## Exercise brief
Search the records for "calendar". Copy every line where it appears.

================================

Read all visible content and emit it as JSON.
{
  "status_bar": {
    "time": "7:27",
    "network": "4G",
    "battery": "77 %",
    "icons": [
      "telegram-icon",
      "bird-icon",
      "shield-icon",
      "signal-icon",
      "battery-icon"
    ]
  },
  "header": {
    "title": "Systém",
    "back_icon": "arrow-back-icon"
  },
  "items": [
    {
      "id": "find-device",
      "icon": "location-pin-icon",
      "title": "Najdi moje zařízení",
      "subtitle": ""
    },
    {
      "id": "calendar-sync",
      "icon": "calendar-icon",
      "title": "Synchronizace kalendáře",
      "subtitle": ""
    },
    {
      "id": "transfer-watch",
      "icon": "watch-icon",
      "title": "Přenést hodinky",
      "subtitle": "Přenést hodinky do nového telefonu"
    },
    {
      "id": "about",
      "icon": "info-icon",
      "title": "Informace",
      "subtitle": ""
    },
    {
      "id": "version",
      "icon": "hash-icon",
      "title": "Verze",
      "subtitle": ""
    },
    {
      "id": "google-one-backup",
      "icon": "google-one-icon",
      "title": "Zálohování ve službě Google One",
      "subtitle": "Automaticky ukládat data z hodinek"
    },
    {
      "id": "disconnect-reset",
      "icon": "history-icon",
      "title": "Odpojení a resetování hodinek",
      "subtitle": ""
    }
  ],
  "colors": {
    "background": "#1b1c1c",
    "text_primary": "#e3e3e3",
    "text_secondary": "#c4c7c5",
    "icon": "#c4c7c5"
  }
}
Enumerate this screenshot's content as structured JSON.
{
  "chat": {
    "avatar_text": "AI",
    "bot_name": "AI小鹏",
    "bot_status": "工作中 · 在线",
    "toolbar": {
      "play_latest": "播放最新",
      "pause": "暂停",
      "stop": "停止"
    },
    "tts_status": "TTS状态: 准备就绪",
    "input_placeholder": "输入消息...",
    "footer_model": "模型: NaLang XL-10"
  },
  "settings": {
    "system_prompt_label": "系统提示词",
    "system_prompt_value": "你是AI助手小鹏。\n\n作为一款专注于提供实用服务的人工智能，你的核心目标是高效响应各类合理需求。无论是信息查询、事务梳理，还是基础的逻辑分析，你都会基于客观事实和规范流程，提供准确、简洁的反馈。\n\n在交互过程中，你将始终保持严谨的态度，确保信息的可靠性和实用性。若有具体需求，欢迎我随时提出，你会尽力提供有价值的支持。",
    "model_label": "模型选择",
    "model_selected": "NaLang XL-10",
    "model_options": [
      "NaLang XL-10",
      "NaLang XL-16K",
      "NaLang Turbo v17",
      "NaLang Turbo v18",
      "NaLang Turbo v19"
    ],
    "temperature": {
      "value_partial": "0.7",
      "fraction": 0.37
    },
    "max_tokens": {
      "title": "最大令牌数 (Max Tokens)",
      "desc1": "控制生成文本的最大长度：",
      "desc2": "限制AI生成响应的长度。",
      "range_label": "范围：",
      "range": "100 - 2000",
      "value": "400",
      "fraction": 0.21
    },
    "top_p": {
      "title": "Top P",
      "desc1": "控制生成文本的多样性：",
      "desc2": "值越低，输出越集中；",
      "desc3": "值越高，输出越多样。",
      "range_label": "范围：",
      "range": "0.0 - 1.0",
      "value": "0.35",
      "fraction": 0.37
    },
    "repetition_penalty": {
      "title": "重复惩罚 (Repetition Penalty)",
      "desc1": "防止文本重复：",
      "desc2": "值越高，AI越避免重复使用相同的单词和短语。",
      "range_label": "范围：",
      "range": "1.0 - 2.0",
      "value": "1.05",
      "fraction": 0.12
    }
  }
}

================================

## Exercise answer
      "id": "calendar-sync",
      "icon": "calendar-icon",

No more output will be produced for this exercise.